Work to be completed: Express the entries from their first line up to and including the line that contains "585, 983, 618]" as a JSON list of strings, one string per line, with blank lines omitted.

Part of a data file
=======

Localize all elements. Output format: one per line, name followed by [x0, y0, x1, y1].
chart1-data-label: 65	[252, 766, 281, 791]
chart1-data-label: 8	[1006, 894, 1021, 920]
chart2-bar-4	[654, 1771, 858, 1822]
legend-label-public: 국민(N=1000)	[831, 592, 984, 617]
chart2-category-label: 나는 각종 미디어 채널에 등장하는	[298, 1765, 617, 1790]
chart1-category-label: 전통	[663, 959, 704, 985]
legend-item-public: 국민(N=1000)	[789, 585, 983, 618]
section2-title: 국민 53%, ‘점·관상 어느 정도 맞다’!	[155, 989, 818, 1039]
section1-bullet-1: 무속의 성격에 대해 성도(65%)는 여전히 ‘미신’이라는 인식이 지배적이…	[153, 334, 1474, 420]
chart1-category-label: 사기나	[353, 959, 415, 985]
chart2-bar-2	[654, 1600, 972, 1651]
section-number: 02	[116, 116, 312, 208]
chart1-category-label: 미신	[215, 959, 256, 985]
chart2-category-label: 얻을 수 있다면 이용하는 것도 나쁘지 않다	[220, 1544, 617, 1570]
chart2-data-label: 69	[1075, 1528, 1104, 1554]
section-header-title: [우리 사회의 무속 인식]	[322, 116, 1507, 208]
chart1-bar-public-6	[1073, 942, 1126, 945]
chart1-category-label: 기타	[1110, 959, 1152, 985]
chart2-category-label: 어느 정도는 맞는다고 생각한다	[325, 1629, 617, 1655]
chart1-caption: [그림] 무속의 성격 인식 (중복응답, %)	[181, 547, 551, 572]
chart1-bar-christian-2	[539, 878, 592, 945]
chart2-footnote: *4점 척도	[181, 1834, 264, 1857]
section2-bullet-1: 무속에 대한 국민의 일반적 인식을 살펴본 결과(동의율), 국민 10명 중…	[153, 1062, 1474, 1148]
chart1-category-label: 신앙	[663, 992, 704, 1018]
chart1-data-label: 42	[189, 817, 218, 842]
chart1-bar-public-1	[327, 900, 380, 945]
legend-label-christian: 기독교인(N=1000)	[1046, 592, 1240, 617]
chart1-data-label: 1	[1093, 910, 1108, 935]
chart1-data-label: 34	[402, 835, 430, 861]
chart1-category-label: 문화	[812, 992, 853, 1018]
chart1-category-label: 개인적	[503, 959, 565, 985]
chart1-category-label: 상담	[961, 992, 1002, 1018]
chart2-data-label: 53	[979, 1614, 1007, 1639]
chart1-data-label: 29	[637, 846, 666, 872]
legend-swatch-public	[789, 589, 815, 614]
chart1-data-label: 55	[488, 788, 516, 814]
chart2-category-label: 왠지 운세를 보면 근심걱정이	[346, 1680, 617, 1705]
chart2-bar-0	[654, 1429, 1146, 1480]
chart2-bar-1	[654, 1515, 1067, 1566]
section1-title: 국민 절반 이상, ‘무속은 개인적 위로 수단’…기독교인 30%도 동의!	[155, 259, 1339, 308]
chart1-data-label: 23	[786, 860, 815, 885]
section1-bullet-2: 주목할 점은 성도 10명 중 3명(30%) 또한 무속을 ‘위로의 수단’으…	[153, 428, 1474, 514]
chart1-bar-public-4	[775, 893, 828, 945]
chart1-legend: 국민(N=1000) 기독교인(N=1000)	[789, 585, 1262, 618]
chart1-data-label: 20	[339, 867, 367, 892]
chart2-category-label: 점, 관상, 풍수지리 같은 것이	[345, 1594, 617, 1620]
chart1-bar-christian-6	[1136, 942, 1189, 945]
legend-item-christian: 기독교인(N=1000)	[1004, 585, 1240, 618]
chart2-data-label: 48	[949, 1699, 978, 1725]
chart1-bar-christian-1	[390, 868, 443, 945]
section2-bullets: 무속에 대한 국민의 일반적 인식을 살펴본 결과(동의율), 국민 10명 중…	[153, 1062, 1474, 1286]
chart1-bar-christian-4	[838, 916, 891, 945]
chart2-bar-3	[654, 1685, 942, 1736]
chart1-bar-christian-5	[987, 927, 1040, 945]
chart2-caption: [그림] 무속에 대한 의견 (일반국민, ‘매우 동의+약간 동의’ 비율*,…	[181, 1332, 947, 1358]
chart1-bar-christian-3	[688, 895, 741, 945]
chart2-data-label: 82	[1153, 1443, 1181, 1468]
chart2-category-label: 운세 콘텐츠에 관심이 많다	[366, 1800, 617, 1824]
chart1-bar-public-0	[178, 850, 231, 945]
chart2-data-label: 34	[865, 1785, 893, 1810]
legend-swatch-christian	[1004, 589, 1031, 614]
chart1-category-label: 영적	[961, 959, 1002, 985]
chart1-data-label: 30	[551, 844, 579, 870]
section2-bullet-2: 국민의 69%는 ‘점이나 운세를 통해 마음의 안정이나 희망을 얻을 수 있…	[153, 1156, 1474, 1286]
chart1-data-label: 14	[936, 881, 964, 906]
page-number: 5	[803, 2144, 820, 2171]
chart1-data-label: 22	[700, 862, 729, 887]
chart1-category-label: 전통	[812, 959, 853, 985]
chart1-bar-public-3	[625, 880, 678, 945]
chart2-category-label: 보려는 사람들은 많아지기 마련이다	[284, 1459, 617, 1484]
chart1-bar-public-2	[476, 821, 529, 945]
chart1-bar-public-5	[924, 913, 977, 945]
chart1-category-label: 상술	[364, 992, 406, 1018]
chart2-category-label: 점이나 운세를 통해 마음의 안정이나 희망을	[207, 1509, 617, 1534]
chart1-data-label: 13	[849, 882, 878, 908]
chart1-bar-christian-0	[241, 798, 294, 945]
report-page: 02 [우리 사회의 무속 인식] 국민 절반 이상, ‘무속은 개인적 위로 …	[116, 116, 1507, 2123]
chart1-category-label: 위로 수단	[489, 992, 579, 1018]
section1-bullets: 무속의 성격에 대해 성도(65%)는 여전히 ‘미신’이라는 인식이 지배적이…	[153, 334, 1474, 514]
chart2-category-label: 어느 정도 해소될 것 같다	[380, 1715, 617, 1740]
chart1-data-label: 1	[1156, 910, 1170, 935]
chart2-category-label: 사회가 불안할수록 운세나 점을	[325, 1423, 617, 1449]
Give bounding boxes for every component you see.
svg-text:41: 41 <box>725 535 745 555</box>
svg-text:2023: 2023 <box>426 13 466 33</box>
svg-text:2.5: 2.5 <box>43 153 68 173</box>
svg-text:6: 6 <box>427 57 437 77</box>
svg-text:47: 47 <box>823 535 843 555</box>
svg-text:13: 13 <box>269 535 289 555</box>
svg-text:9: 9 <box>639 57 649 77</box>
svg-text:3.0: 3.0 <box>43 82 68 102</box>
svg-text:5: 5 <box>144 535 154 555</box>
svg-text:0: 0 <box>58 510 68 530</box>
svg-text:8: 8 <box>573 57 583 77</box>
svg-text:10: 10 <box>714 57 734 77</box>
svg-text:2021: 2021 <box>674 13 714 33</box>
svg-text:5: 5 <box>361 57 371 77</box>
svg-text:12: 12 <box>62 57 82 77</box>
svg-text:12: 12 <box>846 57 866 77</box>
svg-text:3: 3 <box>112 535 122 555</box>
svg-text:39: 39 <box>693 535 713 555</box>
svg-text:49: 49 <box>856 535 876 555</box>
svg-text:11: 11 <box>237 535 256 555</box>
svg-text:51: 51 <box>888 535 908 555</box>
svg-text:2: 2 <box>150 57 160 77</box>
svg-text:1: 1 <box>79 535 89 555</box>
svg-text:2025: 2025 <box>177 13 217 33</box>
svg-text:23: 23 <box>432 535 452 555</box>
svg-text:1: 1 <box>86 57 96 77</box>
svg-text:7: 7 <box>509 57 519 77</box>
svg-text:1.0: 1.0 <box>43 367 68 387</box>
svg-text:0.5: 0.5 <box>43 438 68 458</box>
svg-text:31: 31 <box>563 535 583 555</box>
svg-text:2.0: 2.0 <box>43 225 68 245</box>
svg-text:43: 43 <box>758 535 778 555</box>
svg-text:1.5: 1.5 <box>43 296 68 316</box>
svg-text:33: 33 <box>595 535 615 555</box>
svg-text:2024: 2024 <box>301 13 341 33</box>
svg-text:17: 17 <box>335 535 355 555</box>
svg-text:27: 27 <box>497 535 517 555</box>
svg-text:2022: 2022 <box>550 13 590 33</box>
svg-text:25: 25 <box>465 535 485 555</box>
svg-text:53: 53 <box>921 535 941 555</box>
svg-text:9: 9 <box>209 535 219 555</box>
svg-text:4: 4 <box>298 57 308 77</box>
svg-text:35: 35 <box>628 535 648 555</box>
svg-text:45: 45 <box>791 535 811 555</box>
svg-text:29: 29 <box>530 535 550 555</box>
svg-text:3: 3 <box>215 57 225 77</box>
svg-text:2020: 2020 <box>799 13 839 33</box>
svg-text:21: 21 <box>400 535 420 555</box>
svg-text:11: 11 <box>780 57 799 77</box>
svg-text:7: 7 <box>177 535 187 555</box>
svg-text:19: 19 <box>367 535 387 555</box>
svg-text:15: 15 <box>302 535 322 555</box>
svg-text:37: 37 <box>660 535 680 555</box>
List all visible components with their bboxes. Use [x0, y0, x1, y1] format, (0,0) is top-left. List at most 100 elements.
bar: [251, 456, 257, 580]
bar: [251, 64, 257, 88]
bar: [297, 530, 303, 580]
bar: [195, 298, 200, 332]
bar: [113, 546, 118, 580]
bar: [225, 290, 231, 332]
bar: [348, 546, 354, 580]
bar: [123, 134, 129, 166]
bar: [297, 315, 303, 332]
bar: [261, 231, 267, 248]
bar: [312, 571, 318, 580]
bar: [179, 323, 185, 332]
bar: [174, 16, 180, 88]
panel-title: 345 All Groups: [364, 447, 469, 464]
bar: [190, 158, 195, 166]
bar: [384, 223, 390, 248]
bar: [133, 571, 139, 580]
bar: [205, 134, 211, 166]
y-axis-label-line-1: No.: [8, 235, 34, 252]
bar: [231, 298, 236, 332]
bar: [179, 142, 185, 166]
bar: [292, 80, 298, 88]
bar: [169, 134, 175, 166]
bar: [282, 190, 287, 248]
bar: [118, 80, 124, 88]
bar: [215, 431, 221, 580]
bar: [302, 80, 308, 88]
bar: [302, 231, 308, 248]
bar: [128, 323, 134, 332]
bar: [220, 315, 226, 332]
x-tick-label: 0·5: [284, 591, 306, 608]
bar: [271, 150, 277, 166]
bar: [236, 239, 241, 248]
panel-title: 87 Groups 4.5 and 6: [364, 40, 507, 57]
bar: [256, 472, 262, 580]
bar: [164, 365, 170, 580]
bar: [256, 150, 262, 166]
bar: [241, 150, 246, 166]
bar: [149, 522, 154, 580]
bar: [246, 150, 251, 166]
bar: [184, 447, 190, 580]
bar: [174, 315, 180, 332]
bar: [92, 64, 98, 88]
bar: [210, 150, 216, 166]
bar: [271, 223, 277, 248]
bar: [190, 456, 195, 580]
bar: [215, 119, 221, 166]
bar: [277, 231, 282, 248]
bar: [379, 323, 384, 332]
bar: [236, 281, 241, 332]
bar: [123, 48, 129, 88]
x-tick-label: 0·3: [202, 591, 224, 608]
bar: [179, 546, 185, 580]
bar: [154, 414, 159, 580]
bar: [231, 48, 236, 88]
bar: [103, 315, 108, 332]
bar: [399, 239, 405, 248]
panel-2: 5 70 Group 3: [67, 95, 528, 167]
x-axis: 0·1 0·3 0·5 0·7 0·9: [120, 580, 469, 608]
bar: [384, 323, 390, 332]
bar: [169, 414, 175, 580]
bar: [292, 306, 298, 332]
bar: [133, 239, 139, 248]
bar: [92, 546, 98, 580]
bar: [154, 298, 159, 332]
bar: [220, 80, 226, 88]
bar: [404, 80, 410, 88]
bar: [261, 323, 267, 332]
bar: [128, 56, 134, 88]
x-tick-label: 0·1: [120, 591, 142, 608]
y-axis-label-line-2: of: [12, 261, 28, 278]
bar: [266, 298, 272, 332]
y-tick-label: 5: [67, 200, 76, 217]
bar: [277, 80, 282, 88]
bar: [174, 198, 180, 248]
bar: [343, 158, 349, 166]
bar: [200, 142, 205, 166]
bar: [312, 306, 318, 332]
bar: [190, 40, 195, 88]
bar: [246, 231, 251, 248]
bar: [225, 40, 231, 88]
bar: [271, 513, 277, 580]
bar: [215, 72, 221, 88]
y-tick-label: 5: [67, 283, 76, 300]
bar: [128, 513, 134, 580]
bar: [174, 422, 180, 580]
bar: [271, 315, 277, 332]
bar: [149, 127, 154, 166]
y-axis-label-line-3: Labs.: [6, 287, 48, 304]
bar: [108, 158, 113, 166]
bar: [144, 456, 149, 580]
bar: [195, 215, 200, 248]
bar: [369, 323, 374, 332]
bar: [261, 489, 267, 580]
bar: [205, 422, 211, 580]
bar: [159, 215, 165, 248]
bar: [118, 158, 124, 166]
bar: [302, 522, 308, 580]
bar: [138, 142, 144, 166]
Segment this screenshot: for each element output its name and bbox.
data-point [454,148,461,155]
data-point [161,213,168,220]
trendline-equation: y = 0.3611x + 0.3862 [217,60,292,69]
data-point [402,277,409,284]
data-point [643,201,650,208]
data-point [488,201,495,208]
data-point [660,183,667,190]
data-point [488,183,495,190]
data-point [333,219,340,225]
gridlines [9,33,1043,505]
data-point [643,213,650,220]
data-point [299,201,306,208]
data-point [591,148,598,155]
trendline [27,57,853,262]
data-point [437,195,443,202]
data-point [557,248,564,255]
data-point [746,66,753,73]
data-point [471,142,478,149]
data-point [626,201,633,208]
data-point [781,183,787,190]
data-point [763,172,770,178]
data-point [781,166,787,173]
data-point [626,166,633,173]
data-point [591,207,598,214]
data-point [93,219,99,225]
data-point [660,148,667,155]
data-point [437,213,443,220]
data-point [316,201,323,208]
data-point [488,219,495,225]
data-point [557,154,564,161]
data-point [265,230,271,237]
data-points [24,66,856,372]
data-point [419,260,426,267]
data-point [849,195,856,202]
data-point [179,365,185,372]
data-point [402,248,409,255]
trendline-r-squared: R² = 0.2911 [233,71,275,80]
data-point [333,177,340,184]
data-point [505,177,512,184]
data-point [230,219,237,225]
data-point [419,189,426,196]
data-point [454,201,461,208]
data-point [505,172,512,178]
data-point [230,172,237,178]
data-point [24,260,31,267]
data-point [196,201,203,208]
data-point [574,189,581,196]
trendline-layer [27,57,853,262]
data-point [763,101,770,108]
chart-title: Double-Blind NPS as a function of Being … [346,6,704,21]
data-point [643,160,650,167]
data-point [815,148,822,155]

=======

Answer below:
[
  "Localize all elements. Output format: one per line, name followed by [x0, y0, x1, y1].",
  "chart1-data-label: 65\t[252, 766, 281, 791]",
  "chart1-data-label: 8\t[1006, 894, 1021, 920]",
  "chart2-bar-4\t[654, 1771, 858, 1822]",
  "legend-label-public: 국민(N=1000)\t[831, 592, 984, 617]",
  "chart2-category-label: 나는 각종 미디어 채널에 등장하는\t[298, 1765, 617, 1790]",
  "chart1-category-label: 전통\t[663, 959, 704, 985]",
  "legend-item-public: 국민(N=1000)\t[789, 585, 983, 618]"
]